### [Directions for this task]
Identify each line below containing the string "potential" and copy it.

====== Records for the task

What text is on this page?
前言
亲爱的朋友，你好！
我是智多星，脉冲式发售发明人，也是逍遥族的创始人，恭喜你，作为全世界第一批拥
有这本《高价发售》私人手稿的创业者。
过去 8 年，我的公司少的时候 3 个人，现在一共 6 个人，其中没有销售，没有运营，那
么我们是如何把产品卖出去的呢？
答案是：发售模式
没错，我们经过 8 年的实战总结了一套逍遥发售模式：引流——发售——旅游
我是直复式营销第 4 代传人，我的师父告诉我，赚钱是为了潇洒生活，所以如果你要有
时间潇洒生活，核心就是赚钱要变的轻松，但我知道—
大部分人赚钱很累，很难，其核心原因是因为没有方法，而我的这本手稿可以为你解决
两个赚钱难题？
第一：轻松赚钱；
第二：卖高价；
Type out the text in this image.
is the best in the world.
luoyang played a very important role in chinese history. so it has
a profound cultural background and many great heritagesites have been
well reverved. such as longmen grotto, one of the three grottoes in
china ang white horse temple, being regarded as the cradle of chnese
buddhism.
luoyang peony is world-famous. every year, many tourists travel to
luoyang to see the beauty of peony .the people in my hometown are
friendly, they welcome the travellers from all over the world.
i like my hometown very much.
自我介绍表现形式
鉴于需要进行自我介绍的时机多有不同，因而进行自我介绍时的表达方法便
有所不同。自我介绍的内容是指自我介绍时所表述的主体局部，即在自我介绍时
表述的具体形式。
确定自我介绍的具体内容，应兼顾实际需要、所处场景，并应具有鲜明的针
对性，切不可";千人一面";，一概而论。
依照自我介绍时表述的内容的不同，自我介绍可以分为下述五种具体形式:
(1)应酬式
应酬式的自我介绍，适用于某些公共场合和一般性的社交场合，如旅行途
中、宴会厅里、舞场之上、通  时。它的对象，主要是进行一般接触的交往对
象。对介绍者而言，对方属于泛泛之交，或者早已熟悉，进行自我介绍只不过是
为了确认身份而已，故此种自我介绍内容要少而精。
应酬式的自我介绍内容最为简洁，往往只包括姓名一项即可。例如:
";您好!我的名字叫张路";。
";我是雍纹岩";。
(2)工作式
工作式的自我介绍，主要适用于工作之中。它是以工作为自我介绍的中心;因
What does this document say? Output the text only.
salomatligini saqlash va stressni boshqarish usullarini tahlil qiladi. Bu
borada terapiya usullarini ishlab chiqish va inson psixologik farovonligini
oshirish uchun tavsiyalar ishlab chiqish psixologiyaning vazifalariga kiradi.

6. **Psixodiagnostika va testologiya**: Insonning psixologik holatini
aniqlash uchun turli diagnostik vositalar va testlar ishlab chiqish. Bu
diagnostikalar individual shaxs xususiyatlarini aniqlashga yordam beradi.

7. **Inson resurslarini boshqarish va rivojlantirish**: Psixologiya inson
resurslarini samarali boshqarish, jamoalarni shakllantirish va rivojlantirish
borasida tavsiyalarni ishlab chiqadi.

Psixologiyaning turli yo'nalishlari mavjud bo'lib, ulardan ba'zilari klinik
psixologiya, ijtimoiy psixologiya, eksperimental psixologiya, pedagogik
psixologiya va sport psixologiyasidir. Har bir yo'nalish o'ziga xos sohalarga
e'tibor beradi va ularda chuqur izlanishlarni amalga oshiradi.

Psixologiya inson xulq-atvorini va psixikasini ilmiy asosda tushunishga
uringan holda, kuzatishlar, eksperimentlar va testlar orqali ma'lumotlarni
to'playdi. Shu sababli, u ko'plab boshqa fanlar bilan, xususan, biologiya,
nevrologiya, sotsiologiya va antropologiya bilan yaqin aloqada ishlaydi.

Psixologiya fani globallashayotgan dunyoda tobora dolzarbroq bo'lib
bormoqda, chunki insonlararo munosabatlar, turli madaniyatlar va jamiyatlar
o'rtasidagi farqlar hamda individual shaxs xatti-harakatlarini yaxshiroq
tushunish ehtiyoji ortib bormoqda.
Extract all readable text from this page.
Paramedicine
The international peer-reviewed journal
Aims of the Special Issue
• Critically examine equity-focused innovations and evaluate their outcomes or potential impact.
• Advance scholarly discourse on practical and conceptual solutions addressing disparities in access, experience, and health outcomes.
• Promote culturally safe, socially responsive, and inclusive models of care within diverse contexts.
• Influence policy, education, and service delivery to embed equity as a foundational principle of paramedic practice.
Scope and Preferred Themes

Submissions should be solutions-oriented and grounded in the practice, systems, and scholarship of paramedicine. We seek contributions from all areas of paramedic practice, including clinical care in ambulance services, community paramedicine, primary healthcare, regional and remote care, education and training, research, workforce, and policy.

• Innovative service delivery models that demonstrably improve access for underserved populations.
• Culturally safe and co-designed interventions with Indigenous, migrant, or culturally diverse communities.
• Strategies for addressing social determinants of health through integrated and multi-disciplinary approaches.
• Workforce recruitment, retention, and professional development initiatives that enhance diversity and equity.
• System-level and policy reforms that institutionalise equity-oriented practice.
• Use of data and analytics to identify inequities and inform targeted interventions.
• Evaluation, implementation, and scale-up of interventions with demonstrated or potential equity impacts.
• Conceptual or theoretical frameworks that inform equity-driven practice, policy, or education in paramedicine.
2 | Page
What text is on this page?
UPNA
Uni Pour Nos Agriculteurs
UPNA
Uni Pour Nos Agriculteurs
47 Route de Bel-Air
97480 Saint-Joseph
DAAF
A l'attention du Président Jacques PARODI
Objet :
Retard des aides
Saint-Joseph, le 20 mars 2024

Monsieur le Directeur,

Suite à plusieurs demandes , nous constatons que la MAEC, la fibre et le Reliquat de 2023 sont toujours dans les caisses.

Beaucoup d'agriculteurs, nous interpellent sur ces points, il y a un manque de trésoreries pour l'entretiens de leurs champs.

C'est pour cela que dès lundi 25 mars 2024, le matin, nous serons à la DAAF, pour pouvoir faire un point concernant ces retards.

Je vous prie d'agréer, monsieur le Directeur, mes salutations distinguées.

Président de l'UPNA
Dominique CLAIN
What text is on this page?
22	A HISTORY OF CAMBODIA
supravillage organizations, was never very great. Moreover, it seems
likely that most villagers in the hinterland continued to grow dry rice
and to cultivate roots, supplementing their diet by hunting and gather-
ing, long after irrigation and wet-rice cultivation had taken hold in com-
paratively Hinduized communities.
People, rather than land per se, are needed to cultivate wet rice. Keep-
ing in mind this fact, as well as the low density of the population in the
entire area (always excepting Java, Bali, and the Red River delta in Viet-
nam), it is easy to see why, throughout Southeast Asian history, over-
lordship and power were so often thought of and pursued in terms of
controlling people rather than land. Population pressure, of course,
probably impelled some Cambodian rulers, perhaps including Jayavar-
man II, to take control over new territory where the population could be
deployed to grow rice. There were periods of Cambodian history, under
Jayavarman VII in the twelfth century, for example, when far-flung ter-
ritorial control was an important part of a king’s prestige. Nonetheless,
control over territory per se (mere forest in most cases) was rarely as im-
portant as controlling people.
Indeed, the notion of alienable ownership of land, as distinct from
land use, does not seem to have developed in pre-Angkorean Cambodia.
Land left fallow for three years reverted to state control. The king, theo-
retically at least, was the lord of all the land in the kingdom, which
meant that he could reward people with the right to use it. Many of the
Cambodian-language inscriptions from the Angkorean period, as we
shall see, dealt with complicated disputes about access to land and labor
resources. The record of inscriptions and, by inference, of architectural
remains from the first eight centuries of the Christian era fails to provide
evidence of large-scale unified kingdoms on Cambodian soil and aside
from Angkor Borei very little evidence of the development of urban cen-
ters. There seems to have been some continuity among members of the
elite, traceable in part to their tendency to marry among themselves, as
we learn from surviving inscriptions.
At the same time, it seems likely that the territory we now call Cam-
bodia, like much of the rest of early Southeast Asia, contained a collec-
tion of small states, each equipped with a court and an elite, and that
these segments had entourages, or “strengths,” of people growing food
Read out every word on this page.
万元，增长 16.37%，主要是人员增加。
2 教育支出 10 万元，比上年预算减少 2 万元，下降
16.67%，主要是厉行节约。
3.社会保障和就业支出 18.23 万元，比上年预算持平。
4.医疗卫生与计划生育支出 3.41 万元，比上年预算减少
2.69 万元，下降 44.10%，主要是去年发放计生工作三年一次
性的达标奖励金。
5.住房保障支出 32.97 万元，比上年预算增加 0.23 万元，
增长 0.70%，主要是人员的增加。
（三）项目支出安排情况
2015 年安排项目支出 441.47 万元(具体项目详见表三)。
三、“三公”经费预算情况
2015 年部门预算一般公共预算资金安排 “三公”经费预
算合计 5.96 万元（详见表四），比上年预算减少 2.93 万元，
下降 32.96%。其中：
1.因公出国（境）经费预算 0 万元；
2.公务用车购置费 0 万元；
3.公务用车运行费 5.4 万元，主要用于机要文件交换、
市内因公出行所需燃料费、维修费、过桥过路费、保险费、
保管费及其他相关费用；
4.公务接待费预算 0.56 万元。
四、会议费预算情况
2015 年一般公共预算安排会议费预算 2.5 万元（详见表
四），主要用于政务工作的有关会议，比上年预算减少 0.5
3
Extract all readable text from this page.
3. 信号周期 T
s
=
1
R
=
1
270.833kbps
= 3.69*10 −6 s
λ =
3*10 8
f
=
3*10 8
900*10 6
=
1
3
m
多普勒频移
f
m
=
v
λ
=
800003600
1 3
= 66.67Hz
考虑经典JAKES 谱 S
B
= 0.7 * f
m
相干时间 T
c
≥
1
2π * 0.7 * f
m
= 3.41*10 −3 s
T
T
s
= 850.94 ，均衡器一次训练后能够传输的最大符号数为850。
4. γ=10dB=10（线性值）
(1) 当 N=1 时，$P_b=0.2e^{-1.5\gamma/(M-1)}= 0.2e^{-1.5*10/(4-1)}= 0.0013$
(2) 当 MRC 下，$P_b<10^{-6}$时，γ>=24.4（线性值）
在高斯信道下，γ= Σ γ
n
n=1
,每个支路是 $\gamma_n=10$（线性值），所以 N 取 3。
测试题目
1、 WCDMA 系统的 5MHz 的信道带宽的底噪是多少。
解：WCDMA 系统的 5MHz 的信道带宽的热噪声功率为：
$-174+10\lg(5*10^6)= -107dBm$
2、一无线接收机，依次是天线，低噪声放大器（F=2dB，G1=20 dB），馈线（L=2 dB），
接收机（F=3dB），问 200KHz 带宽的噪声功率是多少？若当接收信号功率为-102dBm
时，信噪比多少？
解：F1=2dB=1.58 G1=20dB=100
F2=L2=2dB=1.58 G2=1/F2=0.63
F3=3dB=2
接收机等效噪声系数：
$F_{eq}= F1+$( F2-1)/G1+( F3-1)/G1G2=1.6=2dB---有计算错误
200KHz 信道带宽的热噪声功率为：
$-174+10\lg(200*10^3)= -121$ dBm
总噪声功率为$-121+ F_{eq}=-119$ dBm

============

### [Result]
• Critically examine equity-focused innovations and evaluate their outcomes or potential impact.
• Evaluation, implementation, and scale-up of interventions with demonstrated or potential equity impacts.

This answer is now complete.